Gather each line containing the string "icon" from these entries.

[Stored data]
++++++++++++++++++++

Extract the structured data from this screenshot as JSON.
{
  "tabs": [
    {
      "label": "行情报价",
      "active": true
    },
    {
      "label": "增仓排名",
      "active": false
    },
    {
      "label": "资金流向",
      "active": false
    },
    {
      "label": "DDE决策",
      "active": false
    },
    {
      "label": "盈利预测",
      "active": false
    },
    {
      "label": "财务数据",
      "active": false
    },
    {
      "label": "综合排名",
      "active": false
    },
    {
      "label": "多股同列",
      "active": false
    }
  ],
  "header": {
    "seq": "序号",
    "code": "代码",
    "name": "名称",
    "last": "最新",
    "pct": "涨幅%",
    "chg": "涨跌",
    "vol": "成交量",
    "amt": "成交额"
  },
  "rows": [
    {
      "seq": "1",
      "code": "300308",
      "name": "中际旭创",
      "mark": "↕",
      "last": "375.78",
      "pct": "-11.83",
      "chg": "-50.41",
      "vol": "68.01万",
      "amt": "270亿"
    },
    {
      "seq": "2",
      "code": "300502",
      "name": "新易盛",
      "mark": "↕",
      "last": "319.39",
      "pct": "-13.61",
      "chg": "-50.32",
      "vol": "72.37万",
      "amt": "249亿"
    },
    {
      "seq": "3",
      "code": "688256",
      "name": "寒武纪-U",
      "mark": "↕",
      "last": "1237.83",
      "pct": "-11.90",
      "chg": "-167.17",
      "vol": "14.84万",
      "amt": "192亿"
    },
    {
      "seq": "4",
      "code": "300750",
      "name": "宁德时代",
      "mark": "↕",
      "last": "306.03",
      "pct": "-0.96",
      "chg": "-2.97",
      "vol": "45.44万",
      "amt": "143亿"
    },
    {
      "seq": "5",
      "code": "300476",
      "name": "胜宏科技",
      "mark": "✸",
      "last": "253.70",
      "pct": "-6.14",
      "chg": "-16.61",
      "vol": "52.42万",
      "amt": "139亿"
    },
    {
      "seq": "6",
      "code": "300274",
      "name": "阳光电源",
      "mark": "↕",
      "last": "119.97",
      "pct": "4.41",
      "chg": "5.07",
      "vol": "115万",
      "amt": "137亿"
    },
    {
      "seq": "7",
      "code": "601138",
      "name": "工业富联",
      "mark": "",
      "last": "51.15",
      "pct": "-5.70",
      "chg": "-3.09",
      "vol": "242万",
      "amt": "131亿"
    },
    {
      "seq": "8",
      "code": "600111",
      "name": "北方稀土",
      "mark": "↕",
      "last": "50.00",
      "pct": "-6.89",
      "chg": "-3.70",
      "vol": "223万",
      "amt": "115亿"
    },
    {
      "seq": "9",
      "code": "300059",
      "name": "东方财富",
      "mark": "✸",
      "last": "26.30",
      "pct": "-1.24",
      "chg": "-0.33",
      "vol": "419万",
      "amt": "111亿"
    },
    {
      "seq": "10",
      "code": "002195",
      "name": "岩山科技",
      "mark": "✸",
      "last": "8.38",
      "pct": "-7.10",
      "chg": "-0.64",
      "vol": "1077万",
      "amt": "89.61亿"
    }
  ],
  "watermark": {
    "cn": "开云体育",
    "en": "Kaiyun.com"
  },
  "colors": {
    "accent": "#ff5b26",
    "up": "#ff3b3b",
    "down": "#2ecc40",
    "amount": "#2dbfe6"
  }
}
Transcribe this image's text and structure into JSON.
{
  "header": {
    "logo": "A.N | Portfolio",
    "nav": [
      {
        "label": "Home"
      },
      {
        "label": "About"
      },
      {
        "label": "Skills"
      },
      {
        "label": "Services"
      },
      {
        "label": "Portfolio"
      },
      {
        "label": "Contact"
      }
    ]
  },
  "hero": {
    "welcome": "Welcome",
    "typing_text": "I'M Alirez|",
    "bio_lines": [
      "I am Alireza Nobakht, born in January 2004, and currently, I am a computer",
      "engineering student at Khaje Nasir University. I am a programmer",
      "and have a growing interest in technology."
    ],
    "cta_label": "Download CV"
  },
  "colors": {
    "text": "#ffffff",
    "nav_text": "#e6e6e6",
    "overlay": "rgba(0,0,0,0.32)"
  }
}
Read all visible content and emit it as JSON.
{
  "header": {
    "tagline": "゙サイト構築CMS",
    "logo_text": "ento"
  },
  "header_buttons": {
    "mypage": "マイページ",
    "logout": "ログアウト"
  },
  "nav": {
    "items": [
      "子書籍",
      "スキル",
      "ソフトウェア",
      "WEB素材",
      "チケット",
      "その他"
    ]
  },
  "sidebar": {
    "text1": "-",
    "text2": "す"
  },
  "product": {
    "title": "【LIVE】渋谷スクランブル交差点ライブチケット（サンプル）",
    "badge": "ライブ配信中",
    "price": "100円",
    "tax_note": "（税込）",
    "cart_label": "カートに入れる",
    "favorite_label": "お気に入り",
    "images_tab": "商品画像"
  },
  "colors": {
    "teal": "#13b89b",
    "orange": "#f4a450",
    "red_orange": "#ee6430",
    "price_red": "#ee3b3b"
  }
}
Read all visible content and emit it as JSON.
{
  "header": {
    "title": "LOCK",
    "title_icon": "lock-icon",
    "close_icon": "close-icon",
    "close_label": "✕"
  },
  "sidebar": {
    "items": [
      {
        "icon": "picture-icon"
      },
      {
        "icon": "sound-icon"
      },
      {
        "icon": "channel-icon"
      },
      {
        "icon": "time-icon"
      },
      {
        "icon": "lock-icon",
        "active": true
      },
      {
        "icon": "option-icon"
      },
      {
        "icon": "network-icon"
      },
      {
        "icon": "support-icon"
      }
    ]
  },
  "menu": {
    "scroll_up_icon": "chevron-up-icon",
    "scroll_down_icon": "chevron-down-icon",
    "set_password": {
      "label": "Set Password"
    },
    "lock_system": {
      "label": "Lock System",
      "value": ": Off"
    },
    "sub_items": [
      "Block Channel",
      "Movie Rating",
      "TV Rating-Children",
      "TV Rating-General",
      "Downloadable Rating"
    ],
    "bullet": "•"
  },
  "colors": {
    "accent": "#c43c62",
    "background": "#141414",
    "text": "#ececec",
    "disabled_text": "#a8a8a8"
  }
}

++++++++++++++++++++

> PROBLEM SOLUTION:
    "title_icon": "lock-icon",
    "close_icon": "close-icon",
        "icon": "picture-icon"
        "icon": "sound-icon"
        "icon": "channel-icon"
        "icon": "time-icon"
        "icon": "lock-icon",
        "icon": "option-icon"
        "icon": "network-icon"
        "icon": "support-icon"
    "scroll_up_icon": "chevron-up-icon",
    "scroll_down_icon": "chevron-down-icon",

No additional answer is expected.